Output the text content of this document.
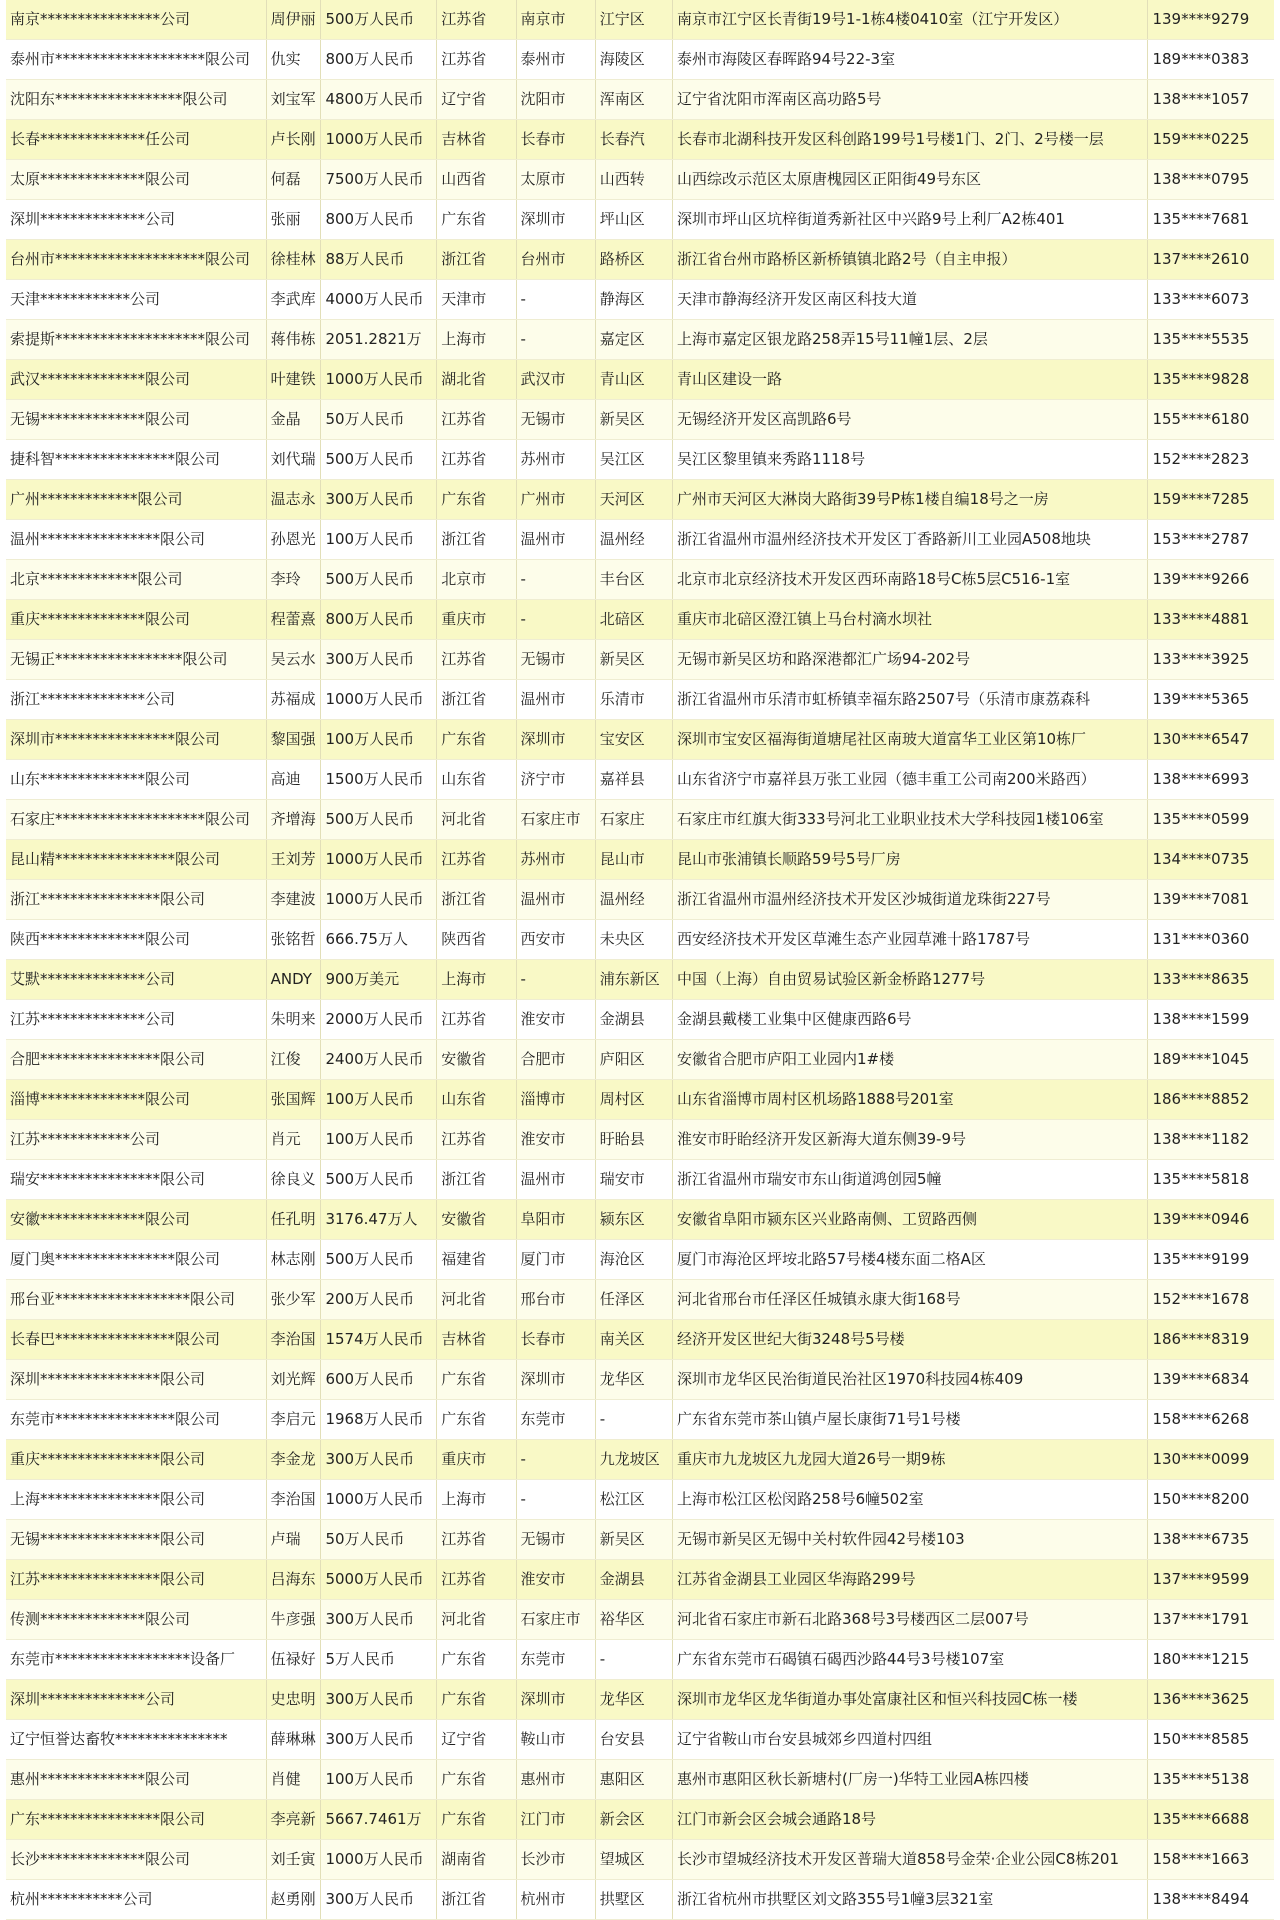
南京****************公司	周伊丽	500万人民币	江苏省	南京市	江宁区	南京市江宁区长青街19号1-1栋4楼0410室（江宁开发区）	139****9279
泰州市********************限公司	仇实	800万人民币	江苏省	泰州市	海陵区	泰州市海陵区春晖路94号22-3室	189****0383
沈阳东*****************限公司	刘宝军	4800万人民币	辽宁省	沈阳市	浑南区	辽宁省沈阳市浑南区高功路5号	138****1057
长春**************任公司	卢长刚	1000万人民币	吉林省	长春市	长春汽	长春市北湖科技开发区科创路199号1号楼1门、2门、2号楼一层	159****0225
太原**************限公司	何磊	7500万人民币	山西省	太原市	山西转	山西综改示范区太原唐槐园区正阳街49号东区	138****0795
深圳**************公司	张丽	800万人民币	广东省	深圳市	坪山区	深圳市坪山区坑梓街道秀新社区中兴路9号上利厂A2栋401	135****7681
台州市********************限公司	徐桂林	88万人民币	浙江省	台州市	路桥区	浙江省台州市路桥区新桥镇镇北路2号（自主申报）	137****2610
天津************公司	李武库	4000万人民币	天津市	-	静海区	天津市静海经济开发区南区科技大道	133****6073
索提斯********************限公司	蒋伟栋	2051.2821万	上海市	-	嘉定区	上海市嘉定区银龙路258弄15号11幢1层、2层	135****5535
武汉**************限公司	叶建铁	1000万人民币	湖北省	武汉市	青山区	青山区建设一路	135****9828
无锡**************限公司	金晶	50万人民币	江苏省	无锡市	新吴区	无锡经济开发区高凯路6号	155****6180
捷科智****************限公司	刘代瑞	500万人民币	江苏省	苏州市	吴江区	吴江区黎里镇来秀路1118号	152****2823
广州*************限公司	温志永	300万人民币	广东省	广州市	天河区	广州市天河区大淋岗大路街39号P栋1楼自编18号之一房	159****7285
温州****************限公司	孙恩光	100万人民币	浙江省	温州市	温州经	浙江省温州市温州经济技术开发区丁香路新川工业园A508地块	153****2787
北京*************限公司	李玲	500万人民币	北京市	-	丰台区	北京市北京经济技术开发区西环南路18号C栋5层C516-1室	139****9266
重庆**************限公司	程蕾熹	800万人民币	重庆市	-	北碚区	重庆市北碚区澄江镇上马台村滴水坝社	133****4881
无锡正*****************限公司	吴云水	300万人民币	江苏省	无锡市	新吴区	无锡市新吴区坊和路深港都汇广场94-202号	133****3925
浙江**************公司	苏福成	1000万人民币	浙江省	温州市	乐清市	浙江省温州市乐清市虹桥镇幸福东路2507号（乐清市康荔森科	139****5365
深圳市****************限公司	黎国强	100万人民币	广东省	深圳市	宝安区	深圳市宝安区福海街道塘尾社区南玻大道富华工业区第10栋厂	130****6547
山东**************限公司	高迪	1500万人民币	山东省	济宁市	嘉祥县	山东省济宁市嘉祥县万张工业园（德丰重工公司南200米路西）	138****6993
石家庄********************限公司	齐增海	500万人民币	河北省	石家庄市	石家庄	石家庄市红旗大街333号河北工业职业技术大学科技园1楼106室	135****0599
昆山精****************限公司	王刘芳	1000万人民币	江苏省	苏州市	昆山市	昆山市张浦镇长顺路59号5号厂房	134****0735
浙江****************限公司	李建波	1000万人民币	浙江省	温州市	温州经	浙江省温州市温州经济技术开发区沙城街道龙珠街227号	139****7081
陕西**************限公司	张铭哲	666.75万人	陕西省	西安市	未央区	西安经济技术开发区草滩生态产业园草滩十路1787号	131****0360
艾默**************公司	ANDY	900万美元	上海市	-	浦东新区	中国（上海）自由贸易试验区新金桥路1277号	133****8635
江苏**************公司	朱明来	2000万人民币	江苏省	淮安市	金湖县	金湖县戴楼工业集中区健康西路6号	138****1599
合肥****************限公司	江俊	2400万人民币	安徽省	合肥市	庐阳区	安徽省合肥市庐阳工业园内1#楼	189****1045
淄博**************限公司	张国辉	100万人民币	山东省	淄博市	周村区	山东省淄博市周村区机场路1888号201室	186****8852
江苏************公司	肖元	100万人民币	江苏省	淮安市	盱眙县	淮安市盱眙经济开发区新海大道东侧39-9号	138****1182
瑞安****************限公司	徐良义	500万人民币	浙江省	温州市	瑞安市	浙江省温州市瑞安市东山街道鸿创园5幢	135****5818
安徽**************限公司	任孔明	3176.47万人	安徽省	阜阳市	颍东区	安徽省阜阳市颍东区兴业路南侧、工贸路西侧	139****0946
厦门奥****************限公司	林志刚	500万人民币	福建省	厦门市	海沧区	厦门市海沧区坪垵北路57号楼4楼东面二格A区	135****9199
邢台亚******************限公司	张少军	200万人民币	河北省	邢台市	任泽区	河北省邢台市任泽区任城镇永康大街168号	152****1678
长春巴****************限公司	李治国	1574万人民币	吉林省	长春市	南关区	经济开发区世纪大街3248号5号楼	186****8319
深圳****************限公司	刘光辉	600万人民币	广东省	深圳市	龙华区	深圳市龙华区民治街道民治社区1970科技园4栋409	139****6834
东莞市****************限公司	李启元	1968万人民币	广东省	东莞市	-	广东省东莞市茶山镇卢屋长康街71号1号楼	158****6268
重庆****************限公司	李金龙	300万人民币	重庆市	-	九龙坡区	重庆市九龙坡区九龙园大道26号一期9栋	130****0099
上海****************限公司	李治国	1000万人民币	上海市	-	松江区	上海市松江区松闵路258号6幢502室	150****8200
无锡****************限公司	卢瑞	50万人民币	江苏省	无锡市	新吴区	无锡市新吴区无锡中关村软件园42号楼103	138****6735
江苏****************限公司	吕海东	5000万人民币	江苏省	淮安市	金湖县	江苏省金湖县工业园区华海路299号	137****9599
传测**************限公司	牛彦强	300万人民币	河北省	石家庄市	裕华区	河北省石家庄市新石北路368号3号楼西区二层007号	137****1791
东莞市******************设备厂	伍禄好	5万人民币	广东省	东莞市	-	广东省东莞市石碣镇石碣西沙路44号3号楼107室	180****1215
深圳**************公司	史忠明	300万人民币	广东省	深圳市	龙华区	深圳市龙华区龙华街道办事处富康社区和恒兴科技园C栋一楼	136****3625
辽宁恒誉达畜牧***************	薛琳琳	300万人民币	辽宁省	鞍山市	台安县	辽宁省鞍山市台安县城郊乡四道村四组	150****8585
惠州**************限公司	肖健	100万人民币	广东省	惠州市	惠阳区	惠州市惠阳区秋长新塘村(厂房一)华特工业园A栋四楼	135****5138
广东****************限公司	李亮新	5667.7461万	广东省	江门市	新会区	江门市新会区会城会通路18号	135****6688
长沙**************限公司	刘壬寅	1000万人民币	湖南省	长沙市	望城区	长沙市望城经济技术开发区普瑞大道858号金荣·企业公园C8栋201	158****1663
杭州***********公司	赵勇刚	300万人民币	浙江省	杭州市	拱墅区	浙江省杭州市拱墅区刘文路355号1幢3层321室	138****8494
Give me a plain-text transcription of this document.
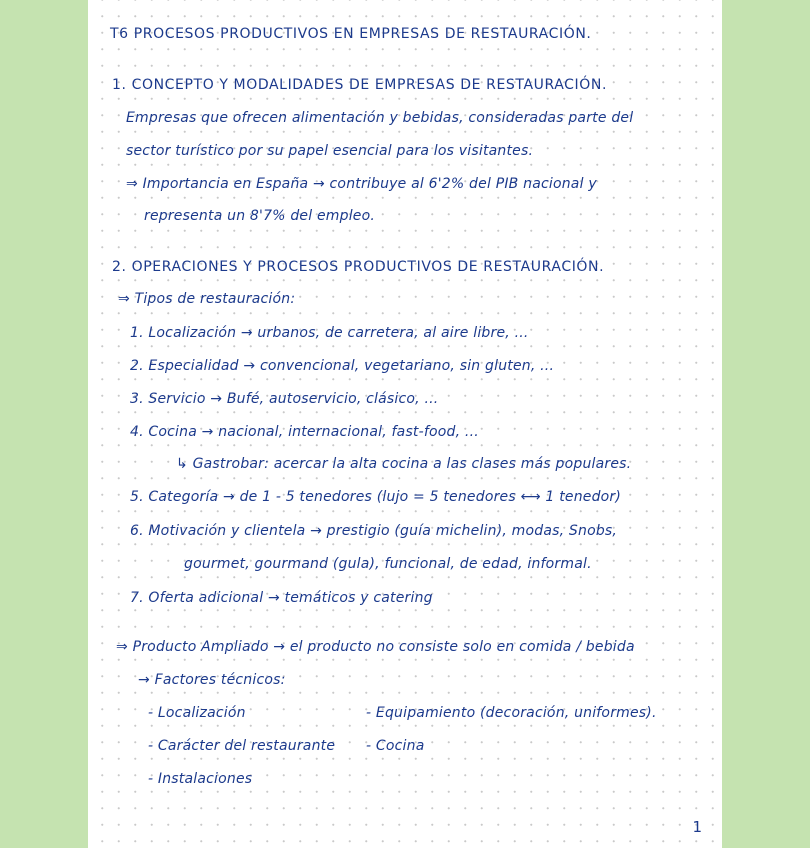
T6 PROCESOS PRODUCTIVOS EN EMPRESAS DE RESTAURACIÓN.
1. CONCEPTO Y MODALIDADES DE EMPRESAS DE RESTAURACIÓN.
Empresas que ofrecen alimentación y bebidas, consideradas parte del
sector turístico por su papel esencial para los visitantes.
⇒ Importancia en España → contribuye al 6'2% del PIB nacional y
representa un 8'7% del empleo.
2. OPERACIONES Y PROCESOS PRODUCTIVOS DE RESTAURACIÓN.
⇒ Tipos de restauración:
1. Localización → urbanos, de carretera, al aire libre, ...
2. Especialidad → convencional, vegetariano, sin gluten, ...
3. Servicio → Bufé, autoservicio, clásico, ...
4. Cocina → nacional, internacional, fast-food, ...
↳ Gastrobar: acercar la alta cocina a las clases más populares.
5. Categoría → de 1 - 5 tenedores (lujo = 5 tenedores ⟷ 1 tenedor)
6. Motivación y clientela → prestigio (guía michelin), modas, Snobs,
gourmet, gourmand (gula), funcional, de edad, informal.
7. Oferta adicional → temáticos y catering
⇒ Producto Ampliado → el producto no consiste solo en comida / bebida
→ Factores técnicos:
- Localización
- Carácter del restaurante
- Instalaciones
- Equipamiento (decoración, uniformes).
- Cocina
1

---

→ TASK BRIEF:
Every line that holds the word "nacional" counts once; state the total number of such lines and nothing else.

→ EXERCISE RESULT:
2